> _PROBLEM_: Gather each line in the entries that includes the string "Labels".

> _RECORD SET_:
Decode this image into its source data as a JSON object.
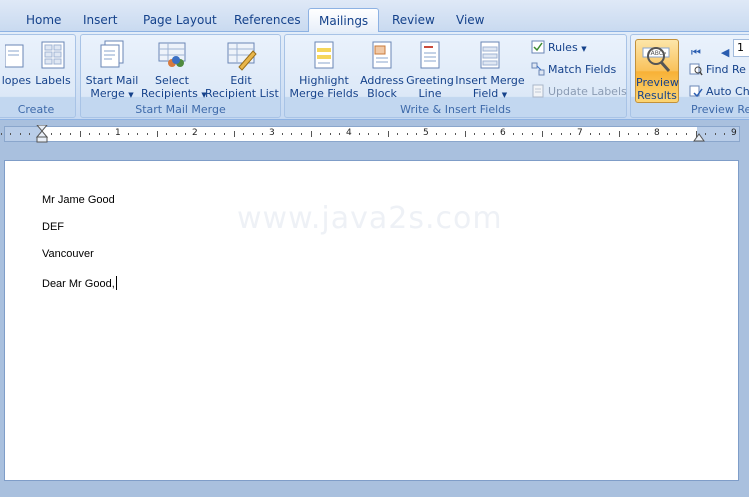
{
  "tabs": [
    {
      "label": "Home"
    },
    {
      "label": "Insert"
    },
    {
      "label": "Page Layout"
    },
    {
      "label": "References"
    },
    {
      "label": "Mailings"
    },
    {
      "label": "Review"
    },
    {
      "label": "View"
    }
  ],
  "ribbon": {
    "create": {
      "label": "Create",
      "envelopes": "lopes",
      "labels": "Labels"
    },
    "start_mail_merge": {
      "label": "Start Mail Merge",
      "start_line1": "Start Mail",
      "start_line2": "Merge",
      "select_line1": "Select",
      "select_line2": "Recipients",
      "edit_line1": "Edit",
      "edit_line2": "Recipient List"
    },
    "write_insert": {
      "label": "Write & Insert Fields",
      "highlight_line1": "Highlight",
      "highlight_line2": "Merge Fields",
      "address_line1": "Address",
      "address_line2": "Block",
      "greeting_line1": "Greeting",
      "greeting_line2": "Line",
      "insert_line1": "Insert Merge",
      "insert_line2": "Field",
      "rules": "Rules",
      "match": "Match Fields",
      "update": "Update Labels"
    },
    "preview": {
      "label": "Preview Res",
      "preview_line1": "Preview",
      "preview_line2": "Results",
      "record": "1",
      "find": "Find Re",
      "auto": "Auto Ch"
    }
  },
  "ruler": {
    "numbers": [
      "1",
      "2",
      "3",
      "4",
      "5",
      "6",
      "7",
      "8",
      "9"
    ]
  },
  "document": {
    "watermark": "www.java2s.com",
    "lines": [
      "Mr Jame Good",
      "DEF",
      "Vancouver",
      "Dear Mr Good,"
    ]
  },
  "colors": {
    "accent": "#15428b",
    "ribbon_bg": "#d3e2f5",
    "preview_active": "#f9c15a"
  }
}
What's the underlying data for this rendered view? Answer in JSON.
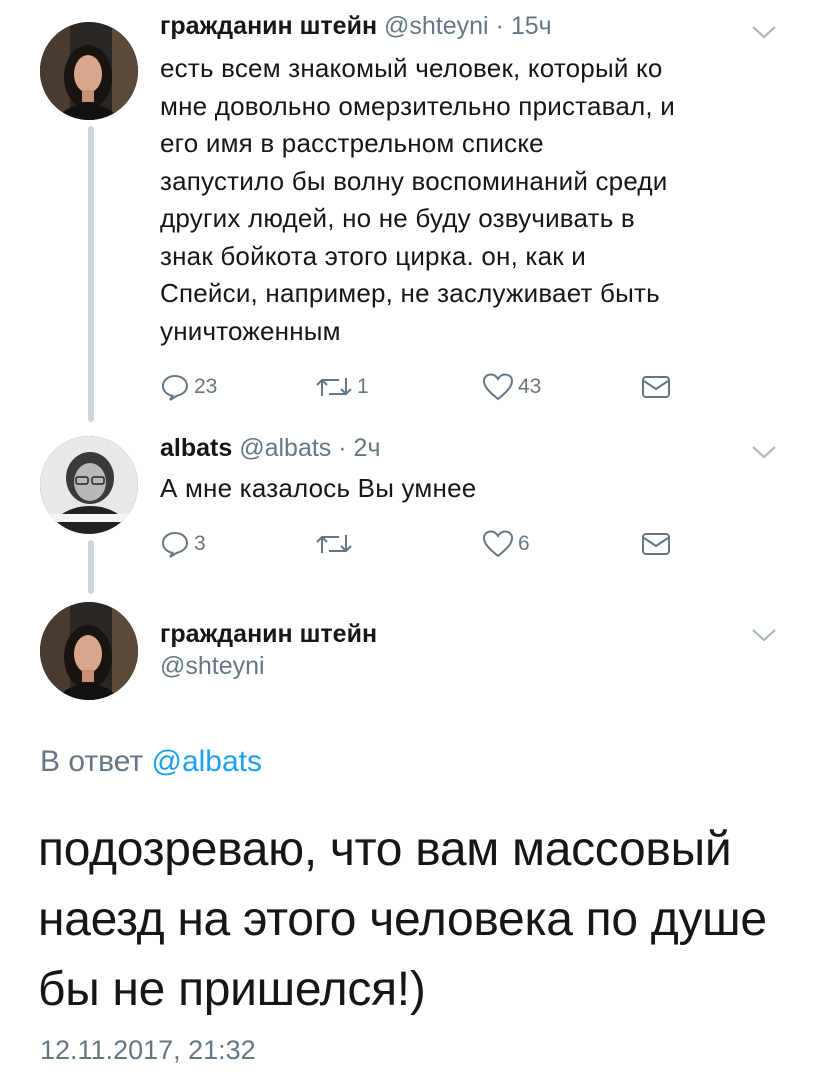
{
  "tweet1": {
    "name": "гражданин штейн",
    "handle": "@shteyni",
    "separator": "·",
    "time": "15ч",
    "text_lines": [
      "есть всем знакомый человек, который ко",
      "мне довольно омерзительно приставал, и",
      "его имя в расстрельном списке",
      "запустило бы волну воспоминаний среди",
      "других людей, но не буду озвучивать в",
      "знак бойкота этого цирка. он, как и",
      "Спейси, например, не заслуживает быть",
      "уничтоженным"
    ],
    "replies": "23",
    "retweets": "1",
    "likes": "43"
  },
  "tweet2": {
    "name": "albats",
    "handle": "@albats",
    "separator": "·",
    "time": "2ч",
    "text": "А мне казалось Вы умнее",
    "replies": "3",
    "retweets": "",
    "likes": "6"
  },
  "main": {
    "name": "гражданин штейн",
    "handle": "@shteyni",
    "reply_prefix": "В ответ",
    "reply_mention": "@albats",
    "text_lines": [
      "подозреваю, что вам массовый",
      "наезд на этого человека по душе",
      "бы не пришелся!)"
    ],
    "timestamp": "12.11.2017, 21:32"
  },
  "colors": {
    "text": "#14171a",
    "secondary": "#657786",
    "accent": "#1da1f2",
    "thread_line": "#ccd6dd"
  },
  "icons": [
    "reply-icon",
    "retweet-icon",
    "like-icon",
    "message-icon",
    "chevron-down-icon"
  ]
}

> _RESULT FOR THIS EXERCISE_:
      "labels": "Labels"
      "update": "Update Labels"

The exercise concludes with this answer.